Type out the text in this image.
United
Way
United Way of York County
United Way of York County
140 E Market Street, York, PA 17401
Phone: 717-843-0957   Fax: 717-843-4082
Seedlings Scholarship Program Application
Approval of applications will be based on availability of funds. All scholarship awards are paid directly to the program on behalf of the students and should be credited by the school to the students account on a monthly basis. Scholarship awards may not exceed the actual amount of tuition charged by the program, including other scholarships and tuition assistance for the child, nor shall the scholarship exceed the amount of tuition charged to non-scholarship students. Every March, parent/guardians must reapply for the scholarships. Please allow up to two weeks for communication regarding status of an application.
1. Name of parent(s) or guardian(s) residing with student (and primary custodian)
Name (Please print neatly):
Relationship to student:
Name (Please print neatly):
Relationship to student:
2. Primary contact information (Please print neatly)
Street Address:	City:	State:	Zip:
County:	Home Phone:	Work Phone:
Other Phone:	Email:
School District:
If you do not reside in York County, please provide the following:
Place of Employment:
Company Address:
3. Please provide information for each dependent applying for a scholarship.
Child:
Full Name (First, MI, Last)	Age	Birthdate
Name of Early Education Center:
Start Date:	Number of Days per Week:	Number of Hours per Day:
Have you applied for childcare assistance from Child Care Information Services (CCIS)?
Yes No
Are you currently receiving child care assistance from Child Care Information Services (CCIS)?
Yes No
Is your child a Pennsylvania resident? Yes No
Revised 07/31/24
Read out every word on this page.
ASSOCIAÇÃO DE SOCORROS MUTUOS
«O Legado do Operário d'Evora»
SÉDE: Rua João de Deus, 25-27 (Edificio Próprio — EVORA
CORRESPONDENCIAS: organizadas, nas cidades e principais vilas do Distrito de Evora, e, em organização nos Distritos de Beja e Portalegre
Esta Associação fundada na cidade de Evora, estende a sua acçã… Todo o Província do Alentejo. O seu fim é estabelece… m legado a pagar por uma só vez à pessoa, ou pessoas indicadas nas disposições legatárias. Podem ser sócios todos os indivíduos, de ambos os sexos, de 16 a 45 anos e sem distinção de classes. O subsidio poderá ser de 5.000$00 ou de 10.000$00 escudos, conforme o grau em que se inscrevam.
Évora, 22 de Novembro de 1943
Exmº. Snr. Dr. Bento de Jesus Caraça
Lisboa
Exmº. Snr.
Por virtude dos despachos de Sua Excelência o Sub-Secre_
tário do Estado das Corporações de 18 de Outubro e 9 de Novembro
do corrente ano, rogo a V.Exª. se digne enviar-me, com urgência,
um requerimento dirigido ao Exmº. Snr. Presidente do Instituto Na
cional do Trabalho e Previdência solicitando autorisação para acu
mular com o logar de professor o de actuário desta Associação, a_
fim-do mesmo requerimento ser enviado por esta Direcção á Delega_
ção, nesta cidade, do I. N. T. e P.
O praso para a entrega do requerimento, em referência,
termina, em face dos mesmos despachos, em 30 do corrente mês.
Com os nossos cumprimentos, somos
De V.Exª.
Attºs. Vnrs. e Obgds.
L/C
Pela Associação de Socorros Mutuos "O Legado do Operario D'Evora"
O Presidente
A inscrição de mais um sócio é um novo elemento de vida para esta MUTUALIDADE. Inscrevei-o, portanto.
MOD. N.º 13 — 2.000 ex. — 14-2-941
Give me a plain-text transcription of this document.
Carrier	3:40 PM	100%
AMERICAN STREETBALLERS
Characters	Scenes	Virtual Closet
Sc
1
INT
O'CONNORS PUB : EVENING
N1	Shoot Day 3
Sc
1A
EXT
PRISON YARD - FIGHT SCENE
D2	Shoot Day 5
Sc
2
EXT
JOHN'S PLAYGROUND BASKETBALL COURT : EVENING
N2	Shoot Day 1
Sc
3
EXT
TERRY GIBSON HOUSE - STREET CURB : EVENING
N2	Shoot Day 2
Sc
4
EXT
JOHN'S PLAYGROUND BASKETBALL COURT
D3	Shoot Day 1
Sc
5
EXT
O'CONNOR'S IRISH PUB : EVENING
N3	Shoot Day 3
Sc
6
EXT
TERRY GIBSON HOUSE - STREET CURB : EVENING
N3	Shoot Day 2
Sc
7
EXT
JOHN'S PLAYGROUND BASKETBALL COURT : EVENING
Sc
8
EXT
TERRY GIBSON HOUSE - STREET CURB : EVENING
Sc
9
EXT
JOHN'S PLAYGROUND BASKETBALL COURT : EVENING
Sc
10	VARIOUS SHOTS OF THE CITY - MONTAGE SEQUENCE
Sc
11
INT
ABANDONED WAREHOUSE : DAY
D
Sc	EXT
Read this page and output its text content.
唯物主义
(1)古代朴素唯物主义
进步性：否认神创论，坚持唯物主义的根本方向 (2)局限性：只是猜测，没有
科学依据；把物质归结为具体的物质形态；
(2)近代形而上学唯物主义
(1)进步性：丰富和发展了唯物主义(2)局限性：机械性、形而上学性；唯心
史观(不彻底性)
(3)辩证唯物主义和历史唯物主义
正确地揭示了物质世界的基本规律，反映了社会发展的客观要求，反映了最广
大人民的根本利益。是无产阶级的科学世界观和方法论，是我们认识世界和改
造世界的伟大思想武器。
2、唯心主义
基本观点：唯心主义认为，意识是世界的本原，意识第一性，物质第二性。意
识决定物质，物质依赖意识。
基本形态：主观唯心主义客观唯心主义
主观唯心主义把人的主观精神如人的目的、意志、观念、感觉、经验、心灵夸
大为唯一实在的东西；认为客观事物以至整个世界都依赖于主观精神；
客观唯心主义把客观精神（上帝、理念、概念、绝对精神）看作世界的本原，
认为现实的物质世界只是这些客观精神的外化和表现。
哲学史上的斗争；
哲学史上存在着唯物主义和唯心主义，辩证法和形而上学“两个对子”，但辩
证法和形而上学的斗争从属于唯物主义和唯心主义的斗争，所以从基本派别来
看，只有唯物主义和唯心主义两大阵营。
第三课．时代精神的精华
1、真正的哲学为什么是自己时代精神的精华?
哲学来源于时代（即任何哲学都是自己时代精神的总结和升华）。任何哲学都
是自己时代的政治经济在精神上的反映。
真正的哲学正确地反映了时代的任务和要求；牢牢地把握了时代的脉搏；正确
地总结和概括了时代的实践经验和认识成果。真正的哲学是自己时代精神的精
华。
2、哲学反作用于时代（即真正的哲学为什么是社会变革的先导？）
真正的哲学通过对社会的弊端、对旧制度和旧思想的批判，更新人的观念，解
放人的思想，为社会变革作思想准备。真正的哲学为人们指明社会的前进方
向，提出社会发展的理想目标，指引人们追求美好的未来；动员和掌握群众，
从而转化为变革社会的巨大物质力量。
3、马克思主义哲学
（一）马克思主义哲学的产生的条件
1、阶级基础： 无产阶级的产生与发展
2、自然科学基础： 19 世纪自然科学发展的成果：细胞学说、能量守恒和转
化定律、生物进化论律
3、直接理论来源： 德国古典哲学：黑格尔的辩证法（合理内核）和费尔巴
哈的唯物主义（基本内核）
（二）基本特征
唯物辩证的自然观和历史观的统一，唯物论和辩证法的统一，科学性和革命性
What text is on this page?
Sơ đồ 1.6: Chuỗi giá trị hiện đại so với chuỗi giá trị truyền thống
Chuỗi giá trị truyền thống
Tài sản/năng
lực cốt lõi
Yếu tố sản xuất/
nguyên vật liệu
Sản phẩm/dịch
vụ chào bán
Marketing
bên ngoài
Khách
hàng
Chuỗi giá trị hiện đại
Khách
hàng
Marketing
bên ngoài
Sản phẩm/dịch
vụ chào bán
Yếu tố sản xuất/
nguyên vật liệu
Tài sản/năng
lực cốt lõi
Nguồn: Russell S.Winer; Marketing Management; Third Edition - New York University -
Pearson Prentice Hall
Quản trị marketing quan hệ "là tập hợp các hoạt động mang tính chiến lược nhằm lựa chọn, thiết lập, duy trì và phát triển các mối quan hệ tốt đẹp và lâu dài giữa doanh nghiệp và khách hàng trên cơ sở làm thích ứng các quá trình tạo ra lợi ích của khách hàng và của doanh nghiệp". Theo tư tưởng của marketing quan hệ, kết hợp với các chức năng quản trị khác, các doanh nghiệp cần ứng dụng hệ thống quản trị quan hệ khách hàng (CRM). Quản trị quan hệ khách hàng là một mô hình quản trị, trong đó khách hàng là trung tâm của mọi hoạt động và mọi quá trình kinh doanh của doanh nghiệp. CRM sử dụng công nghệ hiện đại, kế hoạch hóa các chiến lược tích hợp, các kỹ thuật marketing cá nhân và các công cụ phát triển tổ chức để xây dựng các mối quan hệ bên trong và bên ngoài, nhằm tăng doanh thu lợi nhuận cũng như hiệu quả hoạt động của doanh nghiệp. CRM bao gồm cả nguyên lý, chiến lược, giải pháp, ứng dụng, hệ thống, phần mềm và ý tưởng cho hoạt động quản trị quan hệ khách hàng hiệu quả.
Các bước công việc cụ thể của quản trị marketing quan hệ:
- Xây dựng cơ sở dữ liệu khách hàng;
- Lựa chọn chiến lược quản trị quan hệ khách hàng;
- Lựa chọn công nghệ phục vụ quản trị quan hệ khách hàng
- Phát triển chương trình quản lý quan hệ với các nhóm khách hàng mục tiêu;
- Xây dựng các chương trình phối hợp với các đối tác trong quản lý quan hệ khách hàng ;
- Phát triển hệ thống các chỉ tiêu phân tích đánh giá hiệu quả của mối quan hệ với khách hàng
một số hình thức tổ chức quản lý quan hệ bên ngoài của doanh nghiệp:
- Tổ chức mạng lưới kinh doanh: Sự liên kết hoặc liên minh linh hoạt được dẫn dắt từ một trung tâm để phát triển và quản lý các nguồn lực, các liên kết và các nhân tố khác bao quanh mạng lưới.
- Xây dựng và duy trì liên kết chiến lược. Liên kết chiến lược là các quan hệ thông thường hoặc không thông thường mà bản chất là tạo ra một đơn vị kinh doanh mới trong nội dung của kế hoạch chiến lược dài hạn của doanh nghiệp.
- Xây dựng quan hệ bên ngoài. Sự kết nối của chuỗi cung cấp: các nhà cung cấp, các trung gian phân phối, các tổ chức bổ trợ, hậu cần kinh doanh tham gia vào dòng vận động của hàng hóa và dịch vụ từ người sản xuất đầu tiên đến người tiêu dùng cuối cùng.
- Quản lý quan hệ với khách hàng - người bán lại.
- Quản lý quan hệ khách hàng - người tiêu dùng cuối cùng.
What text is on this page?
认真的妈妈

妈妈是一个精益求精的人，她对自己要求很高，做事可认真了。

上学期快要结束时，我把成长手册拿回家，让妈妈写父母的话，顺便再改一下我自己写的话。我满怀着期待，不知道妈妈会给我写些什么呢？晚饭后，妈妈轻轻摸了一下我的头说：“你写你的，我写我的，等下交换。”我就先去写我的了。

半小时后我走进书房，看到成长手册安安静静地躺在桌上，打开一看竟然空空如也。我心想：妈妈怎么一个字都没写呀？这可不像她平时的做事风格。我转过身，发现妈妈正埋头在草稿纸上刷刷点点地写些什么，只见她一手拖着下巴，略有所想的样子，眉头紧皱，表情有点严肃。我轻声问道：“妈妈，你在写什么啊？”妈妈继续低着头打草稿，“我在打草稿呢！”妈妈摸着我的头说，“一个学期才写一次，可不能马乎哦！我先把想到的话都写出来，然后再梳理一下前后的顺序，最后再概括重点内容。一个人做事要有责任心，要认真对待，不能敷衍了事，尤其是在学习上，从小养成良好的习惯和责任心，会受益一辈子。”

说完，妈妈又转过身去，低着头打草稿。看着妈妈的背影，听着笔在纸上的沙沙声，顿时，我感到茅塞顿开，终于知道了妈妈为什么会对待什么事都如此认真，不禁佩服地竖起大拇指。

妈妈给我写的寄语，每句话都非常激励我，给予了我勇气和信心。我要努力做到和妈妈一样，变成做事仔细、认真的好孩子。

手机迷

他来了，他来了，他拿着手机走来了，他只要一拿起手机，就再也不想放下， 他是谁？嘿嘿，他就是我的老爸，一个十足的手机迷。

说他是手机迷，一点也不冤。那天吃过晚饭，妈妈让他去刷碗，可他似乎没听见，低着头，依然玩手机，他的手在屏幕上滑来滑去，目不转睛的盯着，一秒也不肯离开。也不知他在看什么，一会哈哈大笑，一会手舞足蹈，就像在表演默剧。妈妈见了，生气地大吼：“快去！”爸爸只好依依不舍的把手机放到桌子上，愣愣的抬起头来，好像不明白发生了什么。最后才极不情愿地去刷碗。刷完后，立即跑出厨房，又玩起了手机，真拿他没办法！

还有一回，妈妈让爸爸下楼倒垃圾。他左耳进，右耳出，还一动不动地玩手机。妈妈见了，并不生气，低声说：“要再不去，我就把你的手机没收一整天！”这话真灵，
++++
## What the task asks
Extract from the data every line where "Name" shows up.

## Answer to this task
1. Name of parent(s) or guardian(s) residing with student (and primary custodian)
Name (Please print neatly):
Name (Please print neatly):
Full Name (First, MI, Last)	Age	Birthdate
Name of Early Education Center:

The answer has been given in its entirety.